DATA —
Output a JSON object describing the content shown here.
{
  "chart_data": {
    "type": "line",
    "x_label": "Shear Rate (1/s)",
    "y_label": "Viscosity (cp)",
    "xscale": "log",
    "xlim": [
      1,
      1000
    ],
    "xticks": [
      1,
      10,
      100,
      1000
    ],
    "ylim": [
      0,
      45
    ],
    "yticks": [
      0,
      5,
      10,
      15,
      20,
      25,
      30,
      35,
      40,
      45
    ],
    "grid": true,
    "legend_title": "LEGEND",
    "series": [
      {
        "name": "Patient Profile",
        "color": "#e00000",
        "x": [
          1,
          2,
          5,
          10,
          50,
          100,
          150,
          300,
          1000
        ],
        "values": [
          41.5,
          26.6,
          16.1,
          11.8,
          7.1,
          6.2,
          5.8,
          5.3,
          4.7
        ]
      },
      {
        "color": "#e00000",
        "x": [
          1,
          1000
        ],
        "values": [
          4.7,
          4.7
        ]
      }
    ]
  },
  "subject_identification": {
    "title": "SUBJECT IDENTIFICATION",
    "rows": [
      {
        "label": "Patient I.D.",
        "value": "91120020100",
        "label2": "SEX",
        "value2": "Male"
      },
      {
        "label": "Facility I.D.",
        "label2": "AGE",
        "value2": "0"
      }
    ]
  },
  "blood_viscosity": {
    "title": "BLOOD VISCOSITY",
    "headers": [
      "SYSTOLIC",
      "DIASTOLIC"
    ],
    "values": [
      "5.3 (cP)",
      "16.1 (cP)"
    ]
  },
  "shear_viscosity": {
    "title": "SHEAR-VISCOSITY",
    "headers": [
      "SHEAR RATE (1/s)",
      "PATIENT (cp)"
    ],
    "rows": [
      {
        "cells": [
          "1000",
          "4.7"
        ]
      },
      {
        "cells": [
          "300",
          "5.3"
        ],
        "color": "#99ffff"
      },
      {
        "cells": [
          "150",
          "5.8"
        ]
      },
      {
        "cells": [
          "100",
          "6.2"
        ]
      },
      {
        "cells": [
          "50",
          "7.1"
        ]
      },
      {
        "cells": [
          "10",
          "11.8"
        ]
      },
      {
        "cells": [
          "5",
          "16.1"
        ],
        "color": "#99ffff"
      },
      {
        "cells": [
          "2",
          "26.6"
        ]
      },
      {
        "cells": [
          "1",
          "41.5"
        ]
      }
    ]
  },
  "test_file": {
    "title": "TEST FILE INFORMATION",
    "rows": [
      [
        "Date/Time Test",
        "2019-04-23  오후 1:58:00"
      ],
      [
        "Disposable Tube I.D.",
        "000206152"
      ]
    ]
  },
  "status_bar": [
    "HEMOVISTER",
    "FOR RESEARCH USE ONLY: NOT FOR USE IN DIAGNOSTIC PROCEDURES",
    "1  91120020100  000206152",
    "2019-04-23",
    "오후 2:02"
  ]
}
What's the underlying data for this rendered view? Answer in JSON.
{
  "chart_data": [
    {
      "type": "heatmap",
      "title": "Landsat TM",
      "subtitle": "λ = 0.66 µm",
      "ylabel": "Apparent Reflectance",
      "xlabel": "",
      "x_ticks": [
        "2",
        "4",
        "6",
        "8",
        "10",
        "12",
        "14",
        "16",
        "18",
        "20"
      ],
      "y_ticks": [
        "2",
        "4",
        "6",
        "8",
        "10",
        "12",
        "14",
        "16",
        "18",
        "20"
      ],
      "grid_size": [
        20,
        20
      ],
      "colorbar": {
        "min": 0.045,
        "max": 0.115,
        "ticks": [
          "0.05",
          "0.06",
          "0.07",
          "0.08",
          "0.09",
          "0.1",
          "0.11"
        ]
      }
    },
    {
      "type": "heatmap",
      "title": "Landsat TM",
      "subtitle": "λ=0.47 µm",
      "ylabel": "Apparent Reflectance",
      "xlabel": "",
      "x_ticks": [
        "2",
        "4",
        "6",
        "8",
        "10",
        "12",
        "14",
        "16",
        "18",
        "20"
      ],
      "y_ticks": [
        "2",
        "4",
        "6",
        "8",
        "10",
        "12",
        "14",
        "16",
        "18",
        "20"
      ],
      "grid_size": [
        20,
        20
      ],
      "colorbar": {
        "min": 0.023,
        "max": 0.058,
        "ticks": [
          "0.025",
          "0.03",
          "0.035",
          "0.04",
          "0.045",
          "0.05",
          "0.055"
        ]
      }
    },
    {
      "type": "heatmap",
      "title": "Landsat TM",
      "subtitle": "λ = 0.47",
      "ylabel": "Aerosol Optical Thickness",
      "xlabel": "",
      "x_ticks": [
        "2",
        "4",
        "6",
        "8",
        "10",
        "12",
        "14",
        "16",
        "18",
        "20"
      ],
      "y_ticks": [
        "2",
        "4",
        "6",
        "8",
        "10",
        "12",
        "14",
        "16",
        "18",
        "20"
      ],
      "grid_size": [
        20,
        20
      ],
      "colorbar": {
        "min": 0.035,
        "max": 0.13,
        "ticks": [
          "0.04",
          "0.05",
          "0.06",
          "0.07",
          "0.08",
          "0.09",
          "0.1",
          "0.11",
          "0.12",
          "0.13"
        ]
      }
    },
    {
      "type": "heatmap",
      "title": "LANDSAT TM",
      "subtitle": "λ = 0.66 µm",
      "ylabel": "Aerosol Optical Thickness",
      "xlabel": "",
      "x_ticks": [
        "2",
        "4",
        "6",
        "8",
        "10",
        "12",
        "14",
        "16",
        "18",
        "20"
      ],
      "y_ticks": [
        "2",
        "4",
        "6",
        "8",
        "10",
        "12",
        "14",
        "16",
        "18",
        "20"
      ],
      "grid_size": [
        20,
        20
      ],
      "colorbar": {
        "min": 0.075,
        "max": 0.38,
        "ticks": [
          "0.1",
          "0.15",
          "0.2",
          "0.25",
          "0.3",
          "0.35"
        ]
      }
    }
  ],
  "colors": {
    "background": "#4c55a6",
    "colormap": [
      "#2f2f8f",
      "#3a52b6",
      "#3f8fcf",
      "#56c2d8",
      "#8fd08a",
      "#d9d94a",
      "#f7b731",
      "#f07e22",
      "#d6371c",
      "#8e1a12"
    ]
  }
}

TASK REQUIREMENTS — Compute the number of lines above that contain the string "subtitle". Reply with that value only.

RESULT FOR THIS EXERCISE — 4